**Request**
Count every line that has "cholera" in it and give the total, nothing more.

-------- Materials provided --------

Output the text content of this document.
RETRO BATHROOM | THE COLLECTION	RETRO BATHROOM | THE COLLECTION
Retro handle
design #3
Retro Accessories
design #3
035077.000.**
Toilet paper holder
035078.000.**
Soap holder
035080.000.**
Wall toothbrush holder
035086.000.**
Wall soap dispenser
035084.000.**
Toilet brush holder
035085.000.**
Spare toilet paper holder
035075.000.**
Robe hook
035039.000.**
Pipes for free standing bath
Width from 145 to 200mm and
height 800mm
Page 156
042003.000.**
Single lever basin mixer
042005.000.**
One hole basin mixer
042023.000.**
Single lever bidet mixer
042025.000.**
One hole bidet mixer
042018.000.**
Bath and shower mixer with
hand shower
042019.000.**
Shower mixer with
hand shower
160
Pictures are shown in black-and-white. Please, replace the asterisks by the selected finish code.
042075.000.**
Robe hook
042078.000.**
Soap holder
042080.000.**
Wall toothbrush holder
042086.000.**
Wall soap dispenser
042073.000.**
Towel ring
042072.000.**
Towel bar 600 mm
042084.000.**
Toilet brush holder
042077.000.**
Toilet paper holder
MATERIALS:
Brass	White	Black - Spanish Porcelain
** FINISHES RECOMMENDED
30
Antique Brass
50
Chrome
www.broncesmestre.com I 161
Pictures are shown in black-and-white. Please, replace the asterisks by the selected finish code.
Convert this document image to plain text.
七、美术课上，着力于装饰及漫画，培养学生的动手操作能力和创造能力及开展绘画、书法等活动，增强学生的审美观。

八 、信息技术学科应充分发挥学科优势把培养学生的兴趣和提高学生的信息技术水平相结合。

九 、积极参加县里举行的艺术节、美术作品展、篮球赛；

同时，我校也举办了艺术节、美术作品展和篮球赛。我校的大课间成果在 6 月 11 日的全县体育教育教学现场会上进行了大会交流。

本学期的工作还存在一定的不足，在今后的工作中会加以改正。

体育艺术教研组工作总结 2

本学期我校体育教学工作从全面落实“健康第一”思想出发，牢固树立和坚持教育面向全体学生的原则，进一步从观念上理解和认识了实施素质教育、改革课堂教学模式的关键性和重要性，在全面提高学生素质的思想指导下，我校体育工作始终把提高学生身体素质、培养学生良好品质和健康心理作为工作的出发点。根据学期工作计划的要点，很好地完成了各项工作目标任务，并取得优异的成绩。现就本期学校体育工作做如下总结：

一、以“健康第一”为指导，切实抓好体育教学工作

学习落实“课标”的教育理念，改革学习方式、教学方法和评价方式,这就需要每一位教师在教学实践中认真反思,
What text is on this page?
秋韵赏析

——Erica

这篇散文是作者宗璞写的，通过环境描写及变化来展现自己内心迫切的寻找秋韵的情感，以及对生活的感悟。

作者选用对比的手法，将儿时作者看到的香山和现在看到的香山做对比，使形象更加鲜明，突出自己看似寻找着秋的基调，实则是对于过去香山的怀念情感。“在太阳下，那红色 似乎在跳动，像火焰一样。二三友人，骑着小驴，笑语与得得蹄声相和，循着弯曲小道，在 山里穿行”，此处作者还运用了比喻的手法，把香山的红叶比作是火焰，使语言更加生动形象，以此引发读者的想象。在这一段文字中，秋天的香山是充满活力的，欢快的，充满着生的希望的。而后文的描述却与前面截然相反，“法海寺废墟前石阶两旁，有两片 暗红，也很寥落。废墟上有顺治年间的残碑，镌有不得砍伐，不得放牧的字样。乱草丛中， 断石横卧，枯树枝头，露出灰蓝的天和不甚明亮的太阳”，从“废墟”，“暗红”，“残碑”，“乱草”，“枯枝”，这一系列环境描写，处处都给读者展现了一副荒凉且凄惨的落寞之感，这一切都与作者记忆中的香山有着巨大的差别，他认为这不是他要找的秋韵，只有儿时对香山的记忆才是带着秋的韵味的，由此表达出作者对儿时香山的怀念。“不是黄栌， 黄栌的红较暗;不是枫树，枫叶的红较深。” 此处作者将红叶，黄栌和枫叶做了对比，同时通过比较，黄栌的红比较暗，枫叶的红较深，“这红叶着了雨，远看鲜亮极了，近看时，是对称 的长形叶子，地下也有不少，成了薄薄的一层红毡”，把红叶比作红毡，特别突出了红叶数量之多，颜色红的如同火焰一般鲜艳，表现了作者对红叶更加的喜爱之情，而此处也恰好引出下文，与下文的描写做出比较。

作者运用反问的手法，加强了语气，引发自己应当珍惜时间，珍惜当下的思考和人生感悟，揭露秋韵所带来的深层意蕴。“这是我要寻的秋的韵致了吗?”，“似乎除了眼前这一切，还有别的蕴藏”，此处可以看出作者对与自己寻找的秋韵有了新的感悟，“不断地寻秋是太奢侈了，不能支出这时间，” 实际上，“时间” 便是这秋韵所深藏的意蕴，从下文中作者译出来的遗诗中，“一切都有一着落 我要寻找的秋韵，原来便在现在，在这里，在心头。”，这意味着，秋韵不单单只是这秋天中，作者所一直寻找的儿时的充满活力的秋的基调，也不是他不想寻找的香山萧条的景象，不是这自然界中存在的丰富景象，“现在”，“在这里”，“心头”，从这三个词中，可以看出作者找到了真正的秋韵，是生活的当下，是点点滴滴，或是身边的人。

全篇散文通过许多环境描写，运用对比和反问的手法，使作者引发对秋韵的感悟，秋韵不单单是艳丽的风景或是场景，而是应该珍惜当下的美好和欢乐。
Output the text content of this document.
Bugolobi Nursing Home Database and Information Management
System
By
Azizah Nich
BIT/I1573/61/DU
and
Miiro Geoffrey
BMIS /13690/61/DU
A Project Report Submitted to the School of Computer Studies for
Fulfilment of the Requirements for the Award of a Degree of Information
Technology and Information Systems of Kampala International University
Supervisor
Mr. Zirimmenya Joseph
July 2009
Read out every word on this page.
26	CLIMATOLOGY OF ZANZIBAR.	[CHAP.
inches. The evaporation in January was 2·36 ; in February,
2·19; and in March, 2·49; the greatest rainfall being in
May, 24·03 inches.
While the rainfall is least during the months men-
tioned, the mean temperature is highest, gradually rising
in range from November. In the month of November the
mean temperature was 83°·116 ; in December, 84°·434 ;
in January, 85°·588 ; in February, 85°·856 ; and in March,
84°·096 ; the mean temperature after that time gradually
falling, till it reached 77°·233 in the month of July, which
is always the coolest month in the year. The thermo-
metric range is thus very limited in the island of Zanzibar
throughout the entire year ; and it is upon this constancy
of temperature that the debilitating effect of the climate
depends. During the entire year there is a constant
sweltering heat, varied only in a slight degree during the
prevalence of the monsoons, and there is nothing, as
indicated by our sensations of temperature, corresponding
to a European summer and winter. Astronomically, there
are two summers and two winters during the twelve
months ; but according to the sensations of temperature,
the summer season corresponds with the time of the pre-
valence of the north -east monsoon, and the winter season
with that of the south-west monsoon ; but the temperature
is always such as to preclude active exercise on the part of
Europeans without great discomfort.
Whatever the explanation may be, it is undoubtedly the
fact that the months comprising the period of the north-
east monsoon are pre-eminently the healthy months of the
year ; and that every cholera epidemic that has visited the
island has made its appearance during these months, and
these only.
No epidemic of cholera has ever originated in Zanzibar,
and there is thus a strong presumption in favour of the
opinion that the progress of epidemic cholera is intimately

--------

**Answer**
3